**Task:**
Examine the records and identify each line that includes the string "this". Copy those lines.

**Data supplied:**
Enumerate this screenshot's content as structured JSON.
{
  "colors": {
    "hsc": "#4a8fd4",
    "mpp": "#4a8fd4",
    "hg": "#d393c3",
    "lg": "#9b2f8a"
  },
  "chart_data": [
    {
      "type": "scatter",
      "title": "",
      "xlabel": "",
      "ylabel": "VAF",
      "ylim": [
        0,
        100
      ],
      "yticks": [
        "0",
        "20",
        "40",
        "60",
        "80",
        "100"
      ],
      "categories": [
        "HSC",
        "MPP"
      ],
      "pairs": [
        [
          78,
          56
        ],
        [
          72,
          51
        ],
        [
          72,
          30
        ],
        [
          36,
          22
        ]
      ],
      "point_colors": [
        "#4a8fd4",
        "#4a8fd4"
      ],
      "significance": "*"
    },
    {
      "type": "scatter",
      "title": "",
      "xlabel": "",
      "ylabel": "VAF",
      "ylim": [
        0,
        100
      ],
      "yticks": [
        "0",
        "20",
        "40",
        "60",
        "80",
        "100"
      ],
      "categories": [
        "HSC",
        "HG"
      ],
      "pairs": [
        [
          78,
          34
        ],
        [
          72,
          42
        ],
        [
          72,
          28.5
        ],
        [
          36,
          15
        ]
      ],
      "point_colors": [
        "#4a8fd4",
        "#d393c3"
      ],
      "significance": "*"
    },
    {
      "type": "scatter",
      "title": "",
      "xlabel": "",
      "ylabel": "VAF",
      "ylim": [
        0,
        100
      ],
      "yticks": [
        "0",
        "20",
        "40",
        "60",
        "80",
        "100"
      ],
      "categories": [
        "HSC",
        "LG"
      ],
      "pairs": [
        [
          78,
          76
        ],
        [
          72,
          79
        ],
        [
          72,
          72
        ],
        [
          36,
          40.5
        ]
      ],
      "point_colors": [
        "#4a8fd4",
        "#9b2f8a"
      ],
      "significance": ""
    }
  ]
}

...

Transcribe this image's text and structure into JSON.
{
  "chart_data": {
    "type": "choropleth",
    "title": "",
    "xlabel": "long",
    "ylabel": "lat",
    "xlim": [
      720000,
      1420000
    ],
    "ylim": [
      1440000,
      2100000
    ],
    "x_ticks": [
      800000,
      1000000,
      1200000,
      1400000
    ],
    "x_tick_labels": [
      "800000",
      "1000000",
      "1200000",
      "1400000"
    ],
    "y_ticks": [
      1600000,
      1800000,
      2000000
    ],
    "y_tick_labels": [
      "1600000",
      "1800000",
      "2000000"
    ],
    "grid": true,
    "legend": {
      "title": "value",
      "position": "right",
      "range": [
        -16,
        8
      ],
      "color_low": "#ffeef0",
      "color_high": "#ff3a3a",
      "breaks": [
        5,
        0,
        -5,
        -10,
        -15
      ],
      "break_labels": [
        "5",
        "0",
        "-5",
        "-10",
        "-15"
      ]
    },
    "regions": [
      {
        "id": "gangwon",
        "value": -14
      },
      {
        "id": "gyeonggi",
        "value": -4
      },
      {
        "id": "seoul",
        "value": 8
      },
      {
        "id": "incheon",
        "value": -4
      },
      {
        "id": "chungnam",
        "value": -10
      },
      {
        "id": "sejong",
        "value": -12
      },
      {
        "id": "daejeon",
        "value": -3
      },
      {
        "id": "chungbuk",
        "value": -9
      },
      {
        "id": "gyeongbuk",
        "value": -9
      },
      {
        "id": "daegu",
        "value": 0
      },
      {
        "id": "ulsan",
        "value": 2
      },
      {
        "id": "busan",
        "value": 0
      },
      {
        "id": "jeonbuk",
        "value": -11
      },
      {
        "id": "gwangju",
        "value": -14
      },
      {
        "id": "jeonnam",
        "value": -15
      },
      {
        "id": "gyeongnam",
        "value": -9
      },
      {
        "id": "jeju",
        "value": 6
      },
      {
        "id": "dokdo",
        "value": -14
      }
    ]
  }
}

**Output:**
Enumerate this screenshot's content as structured JSON.
Transcribe this image's text and structure into JSON.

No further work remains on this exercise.